RECORDS section start
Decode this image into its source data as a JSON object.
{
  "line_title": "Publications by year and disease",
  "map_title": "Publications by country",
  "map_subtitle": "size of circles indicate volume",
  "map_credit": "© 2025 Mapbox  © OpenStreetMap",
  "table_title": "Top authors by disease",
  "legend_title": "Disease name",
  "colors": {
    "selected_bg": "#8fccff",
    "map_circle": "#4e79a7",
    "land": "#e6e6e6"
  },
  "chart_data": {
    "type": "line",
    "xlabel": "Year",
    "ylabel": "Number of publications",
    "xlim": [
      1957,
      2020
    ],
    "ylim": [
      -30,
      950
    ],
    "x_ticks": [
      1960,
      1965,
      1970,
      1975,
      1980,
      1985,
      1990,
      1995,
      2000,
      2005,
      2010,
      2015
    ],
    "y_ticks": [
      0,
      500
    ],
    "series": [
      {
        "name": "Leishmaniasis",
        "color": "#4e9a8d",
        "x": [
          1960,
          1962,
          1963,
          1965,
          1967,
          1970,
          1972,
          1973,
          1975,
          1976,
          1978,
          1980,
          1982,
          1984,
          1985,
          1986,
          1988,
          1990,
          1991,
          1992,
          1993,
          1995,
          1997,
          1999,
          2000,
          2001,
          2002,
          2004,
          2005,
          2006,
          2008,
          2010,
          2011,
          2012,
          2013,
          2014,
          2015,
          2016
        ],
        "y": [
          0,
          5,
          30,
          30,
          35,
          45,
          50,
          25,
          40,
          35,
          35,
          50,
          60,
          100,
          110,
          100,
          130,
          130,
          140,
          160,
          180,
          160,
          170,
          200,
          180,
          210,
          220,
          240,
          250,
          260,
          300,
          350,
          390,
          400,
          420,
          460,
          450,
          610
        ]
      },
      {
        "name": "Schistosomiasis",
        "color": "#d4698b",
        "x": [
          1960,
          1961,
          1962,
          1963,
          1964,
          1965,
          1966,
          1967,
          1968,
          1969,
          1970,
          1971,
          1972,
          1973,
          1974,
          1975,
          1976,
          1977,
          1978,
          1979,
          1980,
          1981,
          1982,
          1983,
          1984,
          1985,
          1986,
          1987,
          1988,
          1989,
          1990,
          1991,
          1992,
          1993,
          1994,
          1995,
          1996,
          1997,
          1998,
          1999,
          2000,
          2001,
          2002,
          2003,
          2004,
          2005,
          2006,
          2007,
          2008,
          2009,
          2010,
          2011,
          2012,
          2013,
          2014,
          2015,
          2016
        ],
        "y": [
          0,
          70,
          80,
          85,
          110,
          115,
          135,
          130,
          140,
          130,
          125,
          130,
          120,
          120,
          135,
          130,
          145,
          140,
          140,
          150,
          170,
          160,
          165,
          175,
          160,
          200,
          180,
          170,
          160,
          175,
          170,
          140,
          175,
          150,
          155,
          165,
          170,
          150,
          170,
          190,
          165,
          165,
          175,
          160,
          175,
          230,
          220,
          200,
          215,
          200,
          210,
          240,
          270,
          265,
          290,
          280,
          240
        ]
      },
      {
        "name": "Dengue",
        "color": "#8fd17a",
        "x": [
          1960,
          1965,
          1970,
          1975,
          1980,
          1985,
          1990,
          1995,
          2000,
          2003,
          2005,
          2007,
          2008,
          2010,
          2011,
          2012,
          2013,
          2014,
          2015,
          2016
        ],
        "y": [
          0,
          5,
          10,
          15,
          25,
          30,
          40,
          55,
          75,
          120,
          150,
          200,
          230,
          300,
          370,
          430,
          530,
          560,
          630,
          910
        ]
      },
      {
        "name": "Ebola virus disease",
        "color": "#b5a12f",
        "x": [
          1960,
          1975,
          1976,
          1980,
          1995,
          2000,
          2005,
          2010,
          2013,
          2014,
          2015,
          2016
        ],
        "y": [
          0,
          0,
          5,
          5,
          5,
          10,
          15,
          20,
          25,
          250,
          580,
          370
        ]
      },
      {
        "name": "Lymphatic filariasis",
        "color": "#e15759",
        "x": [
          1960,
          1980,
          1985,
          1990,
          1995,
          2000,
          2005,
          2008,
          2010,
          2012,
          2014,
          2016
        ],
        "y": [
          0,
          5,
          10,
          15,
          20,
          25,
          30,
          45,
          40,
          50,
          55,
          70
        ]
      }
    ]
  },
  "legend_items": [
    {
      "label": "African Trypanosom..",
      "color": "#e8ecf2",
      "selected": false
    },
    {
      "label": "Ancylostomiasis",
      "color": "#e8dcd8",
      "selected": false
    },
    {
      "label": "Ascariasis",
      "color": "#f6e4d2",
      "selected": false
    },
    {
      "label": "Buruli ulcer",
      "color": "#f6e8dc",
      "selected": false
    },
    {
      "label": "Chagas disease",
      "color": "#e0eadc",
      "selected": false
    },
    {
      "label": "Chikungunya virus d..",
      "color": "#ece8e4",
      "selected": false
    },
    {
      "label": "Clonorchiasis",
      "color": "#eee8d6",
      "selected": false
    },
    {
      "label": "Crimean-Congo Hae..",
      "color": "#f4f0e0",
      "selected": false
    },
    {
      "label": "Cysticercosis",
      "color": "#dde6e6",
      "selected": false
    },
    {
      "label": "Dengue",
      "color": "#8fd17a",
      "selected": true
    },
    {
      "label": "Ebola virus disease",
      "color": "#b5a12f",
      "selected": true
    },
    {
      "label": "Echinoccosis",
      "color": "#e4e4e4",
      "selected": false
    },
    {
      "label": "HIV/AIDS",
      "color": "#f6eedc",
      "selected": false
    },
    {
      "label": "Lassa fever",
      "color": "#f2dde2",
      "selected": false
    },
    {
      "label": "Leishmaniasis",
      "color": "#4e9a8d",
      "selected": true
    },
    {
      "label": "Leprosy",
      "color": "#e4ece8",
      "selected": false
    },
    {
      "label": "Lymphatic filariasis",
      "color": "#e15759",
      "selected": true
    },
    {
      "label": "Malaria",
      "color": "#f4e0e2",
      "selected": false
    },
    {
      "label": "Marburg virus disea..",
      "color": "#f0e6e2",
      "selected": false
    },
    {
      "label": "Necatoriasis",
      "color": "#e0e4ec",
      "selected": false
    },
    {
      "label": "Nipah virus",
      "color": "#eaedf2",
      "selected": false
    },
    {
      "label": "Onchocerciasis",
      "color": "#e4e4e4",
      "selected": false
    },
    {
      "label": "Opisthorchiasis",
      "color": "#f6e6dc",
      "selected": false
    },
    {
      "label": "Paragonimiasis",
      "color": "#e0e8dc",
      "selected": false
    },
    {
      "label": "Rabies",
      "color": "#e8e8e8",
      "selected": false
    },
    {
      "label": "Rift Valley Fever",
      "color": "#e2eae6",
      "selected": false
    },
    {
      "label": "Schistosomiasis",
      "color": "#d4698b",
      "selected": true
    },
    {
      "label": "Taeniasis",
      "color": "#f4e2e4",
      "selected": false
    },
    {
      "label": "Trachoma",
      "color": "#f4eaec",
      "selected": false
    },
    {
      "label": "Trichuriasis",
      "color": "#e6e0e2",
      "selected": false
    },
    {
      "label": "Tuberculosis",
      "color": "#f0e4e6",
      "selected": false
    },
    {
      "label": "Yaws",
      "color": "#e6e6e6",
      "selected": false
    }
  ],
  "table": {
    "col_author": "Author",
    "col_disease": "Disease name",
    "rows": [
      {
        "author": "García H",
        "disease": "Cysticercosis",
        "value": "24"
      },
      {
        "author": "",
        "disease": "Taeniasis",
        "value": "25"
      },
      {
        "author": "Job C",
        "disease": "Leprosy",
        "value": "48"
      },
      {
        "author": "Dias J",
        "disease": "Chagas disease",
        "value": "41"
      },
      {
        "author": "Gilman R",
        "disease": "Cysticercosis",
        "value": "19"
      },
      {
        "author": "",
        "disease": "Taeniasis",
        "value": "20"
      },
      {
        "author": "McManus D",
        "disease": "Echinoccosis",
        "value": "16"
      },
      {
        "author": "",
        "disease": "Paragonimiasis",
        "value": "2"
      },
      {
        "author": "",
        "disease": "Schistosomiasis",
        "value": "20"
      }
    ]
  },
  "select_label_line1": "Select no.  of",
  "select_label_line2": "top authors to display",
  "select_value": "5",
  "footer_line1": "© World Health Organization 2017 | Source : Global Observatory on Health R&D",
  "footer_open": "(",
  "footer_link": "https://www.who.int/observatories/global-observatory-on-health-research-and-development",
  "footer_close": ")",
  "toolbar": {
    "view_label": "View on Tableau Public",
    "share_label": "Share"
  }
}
RECORDS section end
▶ **WORK INSTRUCTIONS**
All lines of the data above that include the word "name" must be shown.

▶ **TASK ANSWER**
  "legend_title": "Disease name",
        "name": "Leishmaniasis",
        "name": "Schistosomiasis",
        "name": "Dengue",
        "name": "Ebola virus disease",
        "name": "Lymphatic filariasis",
    "col_disease": "Disease name",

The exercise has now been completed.